» To do:
(a) In the text about the Justice clothing store, update the passage from "The Justice fashion" up to and including "not a cause." so that "grade school" is replaced by "elementary school".
(b) Condense the paragraph beginning "The Justice fashion is all about" in the text about the Justice clothing store, keeping its main facts.

Start of Given text

Every year when I do my taxes I go through my credit card receipts looking for deductions for work and charitable contributions. In the past few years, I’ve found a disturbing number of payments for “Justice.” The payments are disturbing because Justice is a store that sells in clothing for preteen girls. (Note to IRS: I know these charges are NOT deductible, and have never claimed them.) Money spent on Justice doesn’t actually promote any vision of justice. It does, however, promote fashion.
The Justice fashion is all about using the peace symbol on colorful clothing, often accompanied by words like “peace” and “joy.” It’s hard to quarrel with the style or the sentiment, but I can’t imagine that many of the girls trundling off to grade school each day realize they are wearing a symbol commissioned by the British Campaign for Nuclear Disarmament to promote its efforts against nuclear weapons. A symbol deeply tied to a political viewpoint became a style to sell products, supporting a company, but not a cause.

End of Given text
Start of Information provided

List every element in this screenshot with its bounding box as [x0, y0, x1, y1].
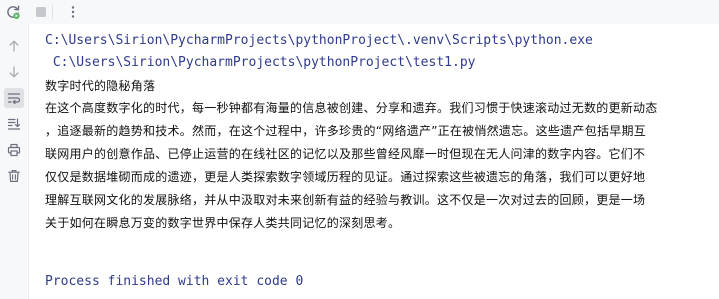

End of Information provided

» Answers in order:
(a)
The Justice fashion is all about using the peace symbol on colorful clothing, often accompanied by words like “peace” and “joy.” It’s hard to quarrel with the style or the sentiment, but I can’t imagine that many of the girls trundling off to elementary school each day realize they are wearing a symbol commissioned by the British Campaign for Nuclear Disarmament to promote its efforts against nuclear weapons. A symbol deeply tied to a political viewpoint became a style to sell products, supporting a company, but not a cause.

(b) Justice's style puts the peace symbol, often with words like "peace" and "joy," on colorful clothing. Few of the girls wearing it likely know the symbol was commissioned by the British Campaign for Nuclear Disarmament to oppose nuclear weapons. A political symbol became a style that sells products and supports a company, not a cause.